▸ WORK REQUEST A: Translate this sentence from the article on Twitter's "hacked materials" label into Spanish: "However, given that leaked documents of uncertain origin regularly feature in media reports, some observers questioned why the Grayzone story received special treatment."
▸ WORK REQUEST B: Print the stretch of the article on Twitter's "hacked materials" label from "Leaked files show" through "on hacked materials.", reproducing it character for character.

▸ PAGE EXCERPT:
^^^^

Twitter called out for ‘double standards’ after it singles out report on UK influence op in Russia with ‘hacked materials’ label
A story published late last week by Grayzone editor Max Blumenthal showed how major news agencies like Reuters and the BBC worked in secret with the UK’s Foreign and Commonwealth Office to cultivate a group of foreign reporters – many based in Russia and Russia’s near-abroad – to reliably promote the government’s “message.” However, as of Tuesday, those attempting to share the piece on Twitter were met with a warning: “These materials may have been obtained through hacking.”
Leaked files show Reuters' & the BBC’s role in covert British Foreign Office programs to effect “attitudinal change” & “weaken the Russian state’s influence" They were joined by intel contractors and outlets like Bellingcat.@MaxBlumenthal investigates https://t.co/EguVEHA3xV— The Grayzone (@TheGrayzoneNews) February 20, 2021
Users also reported a second prompt when they attempted to ‘like’ the story, again sternly warning of potential ‘hacking’ while urging them to “help keep Twitter a place for reliable info.” Though the second missive suggests users can “find out more” about the story in question, the link merely leads to a page explaining Twitter’s policies on hacked materials.
Got this warning when I even tried to like the tweet pic.twitter.com/Jj7evB1iFP— Rania Khalek (@RaniaKhalek) February 23, 2021
While Blumenthal acknowledges the story – which was covered separately by RT’s Kit Klarenberg – is based on a trove of leaked documents, so far their exact provenance remains unclear, released online anonymously earlier this month. However, given that leaked documents of uncertain origin regularly feature in media reports, some observers questioned why the Grayzone story received special treatment. Journalist Dan Cohen noted that a piece critical of China and published in the Intercept in January, similarly based on leaked documents, did not warrant the same ‘hacking’ label, accusing the platform of a double standard.

^^^^

▸ RAW DATA:
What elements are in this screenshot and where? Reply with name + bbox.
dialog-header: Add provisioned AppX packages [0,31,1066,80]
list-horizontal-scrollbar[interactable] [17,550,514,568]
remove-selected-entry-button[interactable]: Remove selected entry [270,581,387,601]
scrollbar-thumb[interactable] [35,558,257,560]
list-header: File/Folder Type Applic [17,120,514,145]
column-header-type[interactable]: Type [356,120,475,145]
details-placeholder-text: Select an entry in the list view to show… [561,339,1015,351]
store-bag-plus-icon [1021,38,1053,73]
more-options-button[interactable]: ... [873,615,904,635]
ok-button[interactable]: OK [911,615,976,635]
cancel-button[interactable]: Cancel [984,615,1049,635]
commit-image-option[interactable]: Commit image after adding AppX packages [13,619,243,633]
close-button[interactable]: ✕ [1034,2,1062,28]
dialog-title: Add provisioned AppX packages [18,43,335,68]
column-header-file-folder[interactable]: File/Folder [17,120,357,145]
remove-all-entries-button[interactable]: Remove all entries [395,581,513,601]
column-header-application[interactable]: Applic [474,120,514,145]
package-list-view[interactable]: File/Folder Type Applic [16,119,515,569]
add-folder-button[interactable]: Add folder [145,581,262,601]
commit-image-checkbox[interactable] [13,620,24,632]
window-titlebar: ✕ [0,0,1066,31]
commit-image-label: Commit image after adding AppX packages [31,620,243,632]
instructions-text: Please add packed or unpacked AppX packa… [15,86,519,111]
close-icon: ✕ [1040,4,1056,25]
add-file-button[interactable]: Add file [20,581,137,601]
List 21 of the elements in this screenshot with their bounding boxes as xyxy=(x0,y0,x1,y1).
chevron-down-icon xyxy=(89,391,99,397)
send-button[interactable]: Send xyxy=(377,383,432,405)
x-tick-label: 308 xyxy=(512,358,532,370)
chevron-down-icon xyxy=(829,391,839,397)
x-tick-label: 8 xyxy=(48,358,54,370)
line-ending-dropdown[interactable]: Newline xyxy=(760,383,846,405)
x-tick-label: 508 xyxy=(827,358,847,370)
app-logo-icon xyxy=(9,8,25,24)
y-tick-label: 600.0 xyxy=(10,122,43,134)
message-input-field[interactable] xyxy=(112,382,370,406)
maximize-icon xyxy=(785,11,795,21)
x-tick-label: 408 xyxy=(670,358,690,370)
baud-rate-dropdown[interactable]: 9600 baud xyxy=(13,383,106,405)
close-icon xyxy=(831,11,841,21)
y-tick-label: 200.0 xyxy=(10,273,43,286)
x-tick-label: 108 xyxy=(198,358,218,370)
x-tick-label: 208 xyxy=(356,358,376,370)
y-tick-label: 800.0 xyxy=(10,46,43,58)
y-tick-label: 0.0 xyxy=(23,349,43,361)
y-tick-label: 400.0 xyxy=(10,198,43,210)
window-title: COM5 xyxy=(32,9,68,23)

^^^^

▸ WRITTEN ANSWER A: Sin embargo, dado que los documentos filtrados de origen incierto aparecen con regularidad en los informes de los medios, algunos observadores se preguntaron por qué la historia de Grayzone recibió un trato especial.

▸ WRITTEN ANSWER B:
Leaked files show Reuters' & the BBC’s role in covert British Foreign Office programs to effect “attitudinal change” & “weaken the Russian state’s influence" They were joined by intel contractors and outlets like Bellingcat.@MaxBlumenthal investigates https://t.co/EguVEHA3xV— The Grayzone (@TheGrayzoneNews) February 20, 2021
Users also reported a second prompt when they attempted to ‘like’ the story, again sternly warning of potential ‘hacking’ while urging them to “help keep Twitter a place for reliable info.” Though the second missive suggests users can “find out more” about the story in question, the link merely leads to a page explaining Twitter’s policies on hacked materials.